-------- Data to use --------
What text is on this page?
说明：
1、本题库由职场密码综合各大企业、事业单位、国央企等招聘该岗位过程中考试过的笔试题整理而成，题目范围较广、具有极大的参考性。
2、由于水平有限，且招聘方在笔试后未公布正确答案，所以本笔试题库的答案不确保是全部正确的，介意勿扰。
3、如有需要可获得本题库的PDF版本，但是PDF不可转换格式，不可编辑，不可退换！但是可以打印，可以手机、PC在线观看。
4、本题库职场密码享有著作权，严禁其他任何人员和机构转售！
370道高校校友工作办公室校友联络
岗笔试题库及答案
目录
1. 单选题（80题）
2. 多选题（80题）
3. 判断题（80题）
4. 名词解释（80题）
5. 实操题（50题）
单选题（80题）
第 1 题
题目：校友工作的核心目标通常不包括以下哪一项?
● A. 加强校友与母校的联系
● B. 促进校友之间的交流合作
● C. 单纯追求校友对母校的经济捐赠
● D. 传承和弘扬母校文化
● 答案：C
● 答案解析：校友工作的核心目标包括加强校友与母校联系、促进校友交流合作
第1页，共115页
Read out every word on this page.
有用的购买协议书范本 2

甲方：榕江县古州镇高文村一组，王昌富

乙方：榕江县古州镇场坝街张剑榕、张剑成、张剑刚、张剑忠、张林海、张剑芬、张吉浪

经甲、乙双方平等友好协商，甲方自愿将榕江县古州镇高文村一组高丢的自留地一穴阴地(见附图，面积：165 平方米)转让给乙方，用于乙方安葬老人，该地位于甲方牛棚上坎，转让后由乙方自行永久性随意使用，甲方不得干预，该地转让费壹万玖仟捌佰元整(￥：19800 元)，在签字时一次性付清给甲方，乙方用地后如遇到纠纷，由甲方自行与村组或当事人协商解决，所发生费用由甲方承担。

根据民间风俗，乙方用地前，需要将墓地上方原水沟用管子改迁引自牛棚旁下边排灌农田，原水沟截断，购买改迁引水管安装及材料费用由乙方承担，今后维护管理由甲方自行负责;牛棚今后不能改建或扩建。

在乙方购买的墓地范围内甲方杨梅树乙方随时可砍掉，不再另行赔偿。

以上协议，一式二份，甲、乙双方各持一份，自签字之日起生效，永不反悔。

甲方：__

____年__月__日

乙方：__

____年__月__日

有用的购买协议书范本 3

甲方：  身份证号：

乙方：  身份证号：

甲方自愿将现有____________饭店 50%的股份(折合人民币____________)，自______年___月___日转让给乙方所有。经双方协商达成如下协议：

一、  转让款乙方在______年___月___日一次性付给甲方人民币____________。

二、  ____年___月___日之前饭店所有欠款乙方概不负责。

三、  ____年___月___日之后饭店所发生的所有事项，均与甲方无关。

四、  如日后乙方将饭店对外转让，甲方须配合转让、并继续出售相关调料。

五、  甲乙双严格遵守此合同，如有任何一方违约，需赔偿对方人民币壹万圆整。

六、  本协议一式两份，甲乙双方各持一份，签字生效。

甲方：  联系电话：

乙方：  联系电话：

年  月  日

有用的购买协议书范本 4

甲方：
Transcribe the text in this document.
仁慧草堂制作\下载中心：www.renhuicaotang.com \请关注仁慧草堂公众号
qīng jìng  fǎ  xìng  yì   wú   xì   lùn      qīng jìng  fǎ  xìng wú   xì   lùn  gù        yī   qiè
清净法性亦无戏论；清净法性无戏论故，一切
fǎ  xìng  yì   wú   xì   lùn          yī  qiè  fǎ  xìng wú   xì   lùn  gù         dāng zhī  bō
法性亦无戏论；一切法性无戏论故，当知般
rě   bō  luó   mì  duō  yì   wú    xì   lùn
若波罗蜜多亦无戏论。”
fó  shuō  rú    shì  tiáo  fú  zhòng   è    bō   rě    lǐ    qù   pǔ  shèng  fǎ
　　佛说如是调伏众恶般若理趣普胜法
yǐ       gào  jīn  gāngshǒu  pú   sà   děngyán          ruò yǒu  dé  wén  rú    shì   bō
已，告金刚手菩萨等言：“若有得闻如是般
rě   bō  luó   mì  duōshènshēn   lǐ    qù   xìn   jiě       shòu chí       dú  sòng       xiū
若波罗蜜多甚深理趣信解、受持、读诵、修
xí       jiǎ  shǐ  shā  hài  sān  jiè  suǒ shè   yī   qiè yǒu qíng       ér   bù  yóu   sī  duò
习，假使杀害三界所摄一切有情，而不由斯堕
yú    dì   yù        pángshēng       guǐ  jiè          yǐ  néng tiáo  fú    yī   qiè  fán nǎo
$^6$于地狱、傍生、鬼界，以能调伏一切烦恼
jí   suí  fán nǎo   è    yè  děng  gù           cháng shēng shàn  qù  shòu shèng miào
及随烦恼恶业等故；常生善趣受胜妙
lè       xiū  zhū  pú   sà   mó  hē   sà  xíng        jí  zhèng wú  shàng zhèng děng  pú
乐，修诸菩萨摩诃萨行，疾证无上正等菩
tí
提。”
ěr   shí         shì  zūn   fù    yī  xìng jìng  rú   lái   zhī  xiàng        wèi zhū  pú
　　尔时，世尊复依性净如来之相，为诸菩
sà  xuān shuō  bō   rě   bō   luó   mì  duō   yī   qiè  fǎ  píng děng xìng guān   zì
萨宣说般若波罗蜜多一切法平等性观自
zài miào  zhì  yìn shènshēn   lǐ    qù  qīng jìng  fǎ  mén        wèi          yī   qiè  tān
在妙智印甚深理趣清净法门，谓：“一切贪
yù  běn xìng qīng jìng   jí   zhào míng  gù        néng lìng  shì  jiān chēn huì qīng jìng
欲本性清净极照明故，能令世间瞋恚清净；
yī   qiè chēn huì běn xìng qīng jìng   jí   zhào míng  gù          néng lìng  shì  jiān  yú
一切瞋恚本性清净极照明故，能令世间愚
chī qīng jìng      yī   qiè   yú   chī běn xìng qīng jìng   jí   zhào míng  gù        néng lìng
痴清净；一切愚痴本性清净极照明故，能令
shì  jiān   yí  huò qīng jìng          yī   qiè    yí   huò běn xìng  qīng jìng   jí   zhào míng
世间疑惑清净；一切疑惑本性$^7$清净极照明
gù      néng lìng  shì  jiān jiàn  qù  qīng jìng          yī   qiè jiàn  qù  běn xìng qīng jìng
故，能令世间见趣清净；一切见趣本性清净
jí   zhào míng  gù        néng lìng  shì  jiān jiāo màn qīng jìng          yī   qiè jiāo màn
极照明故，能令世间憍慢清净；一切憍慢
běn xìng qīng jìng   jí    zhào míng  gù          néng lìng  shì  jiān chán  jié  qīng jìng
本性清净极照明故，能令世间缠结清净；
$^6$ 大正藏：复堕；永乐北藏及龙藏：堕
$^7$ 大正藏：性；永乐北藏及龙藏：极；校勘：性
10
--------
#### Written task:
What is the number of lines that hold the string "永乐北藏及龙藏"? Reply with that number alone.

#### Completed exercise:
2